## begin Data for the task
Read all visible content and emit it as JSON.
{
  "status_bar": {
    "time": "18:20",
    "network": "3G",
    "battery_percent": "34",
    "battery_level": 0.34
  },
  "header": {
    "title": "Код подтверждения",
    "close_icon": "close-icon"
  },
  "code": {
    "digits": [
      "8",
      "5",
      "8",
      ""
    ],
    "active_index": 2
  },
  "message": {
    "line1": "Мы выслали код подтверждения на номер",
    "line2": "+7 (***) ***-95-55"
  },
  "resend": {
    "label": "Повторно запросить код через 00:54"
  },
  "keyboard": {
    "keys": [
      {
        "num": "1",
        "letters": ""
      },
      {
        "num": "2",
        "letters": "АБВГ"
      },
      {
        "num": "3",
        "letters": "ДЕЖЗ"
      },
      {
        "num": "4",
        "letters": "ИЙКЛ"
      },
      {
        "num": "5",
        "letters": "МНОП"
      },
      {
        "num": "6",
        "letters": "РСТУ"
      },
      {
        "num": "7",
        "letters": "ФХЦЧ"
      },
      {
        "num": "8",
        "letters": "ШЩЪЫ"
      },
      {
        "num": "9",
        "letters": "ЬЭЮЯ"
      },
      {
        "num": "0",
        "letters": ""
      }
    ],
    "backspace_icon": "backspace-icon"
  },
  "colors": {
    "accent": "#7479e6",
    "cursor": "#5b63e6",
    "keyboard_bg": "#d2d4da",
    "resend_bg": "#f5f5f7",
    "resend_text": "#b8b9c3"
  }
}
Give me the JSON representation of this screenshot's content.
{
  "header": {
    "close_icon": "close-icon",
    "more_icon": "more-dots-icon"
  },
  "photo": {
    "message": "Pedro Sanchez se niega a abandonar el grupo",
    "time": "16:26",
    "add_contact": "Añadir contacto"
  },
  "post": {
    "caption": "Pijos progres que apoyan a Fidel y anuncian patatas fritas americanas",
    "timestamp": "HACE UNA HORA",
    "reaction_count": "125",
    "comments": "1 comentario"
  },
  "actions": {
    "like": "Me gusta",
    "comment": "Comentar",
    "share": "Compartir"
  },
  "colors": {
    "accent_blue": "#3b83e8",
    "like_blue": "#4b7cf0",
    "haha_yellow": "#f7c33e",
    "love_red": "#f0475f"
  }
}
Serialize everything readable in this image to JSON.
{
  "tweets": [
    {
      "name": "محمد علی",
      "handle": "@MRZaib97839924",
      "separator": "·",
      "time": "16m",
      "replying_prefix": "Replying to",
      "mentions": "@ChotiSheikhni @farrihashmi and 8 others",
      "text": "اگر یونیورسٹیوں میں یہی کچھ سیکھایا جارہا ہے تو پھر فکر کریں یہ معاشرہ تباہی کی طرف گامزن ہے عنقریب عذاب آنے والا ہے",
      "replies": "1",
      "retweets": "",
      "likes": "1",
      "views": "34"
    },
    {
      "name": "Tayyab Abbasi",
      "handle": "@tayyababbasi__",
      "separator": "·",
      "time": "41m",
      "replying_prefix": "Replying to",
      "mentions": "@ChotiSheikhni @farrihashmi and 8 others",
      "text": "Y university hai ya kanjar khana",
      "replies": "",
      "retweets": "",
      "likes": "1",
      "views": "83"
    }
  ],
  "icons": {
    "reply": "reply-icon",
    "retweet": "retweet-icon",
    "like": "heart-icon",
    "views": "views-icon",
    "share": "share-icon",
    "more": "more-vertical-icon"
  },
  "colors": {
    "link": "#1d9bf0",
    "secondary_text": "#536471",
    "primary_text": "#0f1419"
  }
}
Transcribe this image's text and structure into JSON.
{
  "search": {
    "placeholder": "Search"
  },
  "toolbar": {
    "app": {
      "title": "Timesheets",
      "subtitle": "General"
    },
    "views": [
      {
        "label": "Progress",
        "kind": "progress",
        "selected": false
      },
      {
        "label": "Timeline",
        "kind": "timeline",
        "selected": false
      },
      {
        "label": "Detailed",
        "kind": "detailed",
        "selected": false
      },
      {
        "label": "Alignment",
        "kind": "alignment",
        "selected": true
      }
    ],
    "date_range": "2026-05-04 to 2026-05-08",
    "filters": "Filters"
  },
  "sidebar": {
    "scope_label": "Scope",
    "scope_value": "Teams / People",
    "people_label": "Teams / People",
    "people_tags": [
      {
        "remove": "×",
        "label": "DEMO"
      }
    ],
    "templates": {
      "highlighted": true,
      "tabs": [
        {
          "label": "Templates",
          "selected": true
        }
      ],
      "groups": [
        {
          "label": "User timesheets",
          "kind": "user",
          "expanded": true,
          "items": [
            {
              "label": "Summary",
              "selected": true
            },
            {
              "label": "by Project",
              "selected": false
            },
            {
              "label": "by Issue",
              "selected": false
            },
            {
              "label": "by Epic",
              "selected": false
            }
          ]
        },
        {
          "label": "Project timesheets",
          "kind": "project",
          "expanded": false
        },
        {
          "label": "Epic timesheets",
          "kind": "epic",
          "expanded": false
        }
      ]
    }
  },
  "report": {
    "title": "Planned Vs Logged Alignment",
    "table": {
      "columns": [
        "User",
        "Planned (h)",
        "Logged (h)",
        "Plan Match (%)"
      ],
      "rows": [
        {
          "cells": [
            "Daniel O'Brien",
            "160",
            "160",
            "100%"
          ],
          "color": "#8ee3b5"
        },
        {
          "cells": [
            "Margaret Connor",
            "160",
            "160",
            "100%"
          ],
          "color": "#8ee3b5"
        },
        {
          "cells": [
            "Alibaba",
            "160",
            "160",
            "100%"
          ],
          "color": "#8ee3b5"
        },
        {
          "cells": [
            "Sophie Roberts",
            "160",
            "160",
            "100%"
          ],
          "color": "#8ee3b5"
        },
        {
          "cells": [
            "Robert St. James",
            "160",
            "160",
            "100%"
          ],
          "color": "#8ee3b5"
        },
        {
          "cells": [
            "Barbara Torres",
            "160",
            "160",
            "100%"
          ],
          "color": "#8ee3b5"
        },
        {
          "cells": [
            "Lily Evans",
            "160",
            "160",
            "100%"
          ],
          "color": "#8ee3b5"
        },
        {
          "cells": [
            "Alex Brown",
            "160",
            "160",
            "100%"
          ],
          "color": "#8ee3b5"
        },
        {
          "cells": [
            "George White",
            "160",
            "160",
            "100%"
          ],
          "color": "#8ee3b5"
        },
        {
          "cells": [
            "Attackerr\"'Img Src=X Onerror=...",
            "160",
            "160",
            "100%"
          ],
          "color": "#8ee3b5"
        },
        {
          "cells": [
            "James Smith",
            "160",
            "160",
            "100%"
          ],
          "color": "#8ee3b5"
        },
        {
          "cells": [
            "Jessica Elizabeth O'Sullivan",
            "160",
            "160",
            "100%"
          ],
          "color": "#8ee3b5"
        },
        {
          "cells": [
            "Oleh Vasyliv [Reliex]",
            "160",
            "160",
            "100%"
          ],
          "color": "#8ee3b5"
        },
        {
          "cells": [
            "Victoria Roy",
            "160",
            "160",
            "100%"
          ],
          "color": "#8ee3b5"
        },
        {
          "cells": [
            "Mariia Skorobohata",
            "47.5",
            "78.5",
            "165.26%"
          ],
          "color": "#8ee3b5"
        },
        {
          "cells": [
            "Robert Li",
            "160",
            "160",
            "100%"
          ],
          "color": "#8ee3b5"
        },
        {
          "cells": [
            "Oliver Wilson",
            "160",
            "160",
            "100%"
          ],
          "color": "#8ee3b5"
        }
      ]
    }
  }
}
## end Data for the task
* _Given problem_
Without leaving anything out, give the entries again exactly.

* _Final result_
Read all visible content and emit it as JSON.
{
  "status_bar": {
    "time": "18:20",
    "network": "3G",
    "battery_percent": "34",
    "battery_level": 0.34
  },
  "header": {
    "title": "Код подтверждения",
    "close_icon": "close-icon"
  },
  "code": {
    "digits": [
      "8",
      "5",
      "8",
      ""
    ],
    "active_index": 2
  },
  "message": {
    "line1": "Мы выслали код подтверждения на номер",
    "line2": "+7 (***) ***-95-55"
  },
  "resend": {
    "label": "Повторно запросить код через 00:54"
  },
  "keyboard": {
    "keys": [
      {
        "num": "1",
        "letters": ""
      },
      {
        "num": "2",
        "letters": "АБВГ"
      },
      {
        "num": "3",
        "letters": "ДЕЖЗ"
      },
      {
        "num": "4",
        "letters": "ИЙКЛ"
      },
      {
        "num": "5",
        "letters": "МНОП"
      },
      {
        "num": "6",
        "letters": "РСТУ"
      },
      {
        "num": "7",
        "letters": "ФХЦЧ"
      },
      {
        "num": "8",
        "letters": "ШЩЪЫ"
      },
      {
        "num": "9",
        "letters": "ЬЭЮЯ"
      },
      {
        "num": "0",
        "letters": ""
      }
    ],
    "backspace_icon": "backspace-icon"
  },
  "colors": {
    "accent": "#7479e6",
    "cursor": "#5b63e6",
    "keyboard_bg": "#d2d4da",
    "resend_bg": "#f5f5f7",
    "resend_text": "#b8b9c3"
  }
}
Give me the JSON representation of this screenshot's content.
{
  "header": {
    "close_icon": "close-icon",
    "more_icon": "more-dots-icon"
  },
  "photo": {
    "message": "Pedro Sanchez se niega a abandonar el grupo",
    "time": "16:26",
    "add_contact": "Añadir contacto"
  },
  "post": {
    "caption": "Pijos progres que apoyan a Fidel y anuncian patatas fritas americanas",
    "timestamp": "HACE UNA HORA",
    "reaction_count": "125",
    "comments": "1 comentario"
  },
  "actions": {
    "like": "Me gusta",
    "comment": "Comentar",
    "share": "Compartir"
  },
  "colors": {
    "accent_blue": "#3b83e8",
    "like_blue": "#4b7cf0",
    "haha_yellow": "#f7c33e",
    "love_red": "#f0475f"
  }
}
Serialize everything readable in this image to JSON.
{
  "tweets": [
    {
      "name": "محمد علی",
      "handle": "@MRZaib97839924",
      "separator": "·",
      "time": "16m",
      "replying_prefix": "Replying to",
      "mentions": "@ChotiSheikhni @farrihashmi and 8 others",
      "text": "اگر یونیورسٹیوں میں یہی کچھ سیکھایا جارہا ہے تو پھر فکر کریں یہ معاشرہ تباہی کی طرف گامزن ہے عنقریب عذاب آنے والا ہے",
      "replies": "1",
      "retweets": "",
      "likes": "1",
      "views": "34"
    },
    {
      "name": "Tayyab Abbasi",
      "handle": "@tayyababbasi__",
      "separator": "·",
      "time": "41m",
      "replying_prefix": "Replying to",
      "mentions": "@ChotiSheikhni @farrihashmi and 8 others",
      "text": "Y university hai ya kanjar khana",
      "replies": "",
      "retweets": "",
      "likes": "1",
      "views": "83"
    }
  ],
  "icons": {
    "reply": "reply-icon",
    "retweet": "retweet-icon",
    "like": "heart-icon",
    "views": "views-icon",
    "share": "share-icon",
    "more": "more-vertical-icon"
  },
  "colors": {
    "link": "#1d9bf0",
    "secondary_text": "#536471",
    "primary_text": "#0f1419"
  }
}
Transcribe this image's text and structure into JSON.
{
  "search": {
    "placeholder": "Search"
  },
  "toolbar": {
    "app": {
      "title": "Timesheets",
      "subtitle": "General"
    },
    "views": [
      {
        "label": "Progress",
        "kind": "progress",
        "selected": false
      },
      {
        "label": "Timeline",
        "kind": "timeline",
        "selected": false
      },
      {
        "label": "Detailed",
        "kind": "detailed",
        "selected": false
      },
      {
        "label": "Alignment",
        "kind": "alignment",
        "selected": true
      }
    ],
    "date_range": "2026-05-04 to 2026-05-08",
    "filters": "Filters"
  },
  "sidebar": {
    "scope_label": "Scope",
    "scope_value": "Teams / People",
    "people_label": "Teams / People",
    "people_tags": [
      {
        "remove": "×",
        "label": "DEMO"
      }
    ],
    "templates": {
      "highlighted": true,
      "tabs": [
        {
          "label": "Templates",
          "selected": true
        }
      ],
      "groups": [
        {
          "label": "User timesheets",
          "kind": "user",
          "expanded": true,
          "items": [
            {
              "label": "Summary",
              "selected": true
            },
            {
              "label": "by Project",
              "selected": false
            },
            {
              "label": "by Issue",
              "selected": false
            },
            {
              "label": "by Epic",
              "selected": false
            }
          ]
        },
        {
          "label": "Project timesheets",
          "kind": "project",
          "expanded": false
        },
        {
          "label": "Epic timesheets",
          "kind": "epic",
          "expanded": false
        }
      ]
    }
  },
  "report": {
    "title": "Planned Vs Logged Alignment",
    "table": {
      "columns": [
        "User",
        "Planned (h)",
        "Logged (h)",
        "Plan Match (%)"
      ],
      "rows": [
        {
          "cells": [
            "Daniel O'Brien",
            "160",
            "160",
            "100%"
          ],
          "color": "#8ee3b5"
        },
        {
          "cells": [
            "Margaret Connor",
            "160",
            "160",
            "100%"
          ],
          "color": "#8ee3b5"
        },
        {
          "cells": [
            "Alibaba",
            "160",
            "160",
            "100%"
          ],
          "color": "#8ee3b5"
        },
        {
          "cells": [
            "Sophie Roberts",
            "160",
            "160",
            "100%"
          ],
          "color": "#8ee3b5"
        },
        {
          "cells": [
            "Robert St. James",
            "160",
            "160",
            "100%"
          ],
          "color": "#8ee3b5"
        },
        {
          "cells": [
            "Barbara Torres",
            "160",
            "160",
            "100%"
          ],
          "color": "#8ee3b5"
        },
        {
          "cells": [
            "Lily Evans",
            "160",
            "160",
            "100%"
          ],
          "color": "#8ee3b5"
        },
        {
          "cells": [
            "Alex Brown",
            "160",
            "160",
            "100%"
          ],
          "color": "#8ee3b5"
        },
        {
          "cells": [
            "George White",
            "160",
            "160",
            "100%"
          ],
          "color": "#8ee3b5"
        },
        {
          "cells": [
            "Attackerr\"'Img Src=X Onerror=...",
            "160",
            "160",
            "100%"
          ],
          "color": "#8ee3b5"
        },
        {
          "cells": [
            "James Smith",
            "160",
            "160",
            "100%"
          ],
          "color": "#8ee3b5"
        },
        {
          "cells": [
            "Jessica Elizabeth O'Sullivan",
            "160",
            "160",
            "100%"
          ],
          "color": "#8ee3b5"
        },
        {
          "cells": [
            "Oleh Vasyliv [Reliex]",
            "160",
            "160",
            "100%"
          ],
          "color": "#8ee3b5"
        },
        {
          "cells": [
            "Victoria Roy",
            "160",
            "160",
            "100%"
          ],
          "color": "#8ee3b5"
        },
        {
          "cells": [
            "Mariia Skorobohata",
            "47.5",
            "78.5",
            "165.26%"
          ],
          "color": "#8ee3b5"
        },
        {
          "cells": [
            "Robert Li",
            "160",
            "160",
            "100%"
          ],
          "color": "#8ee3b5"
        },
        {
          "cells": [
            "Oliver Wilson",
            "160",
            "160",
            "100%"
          ],
          "color": "#8ee3b5"
        }
      ]
    }
  }
}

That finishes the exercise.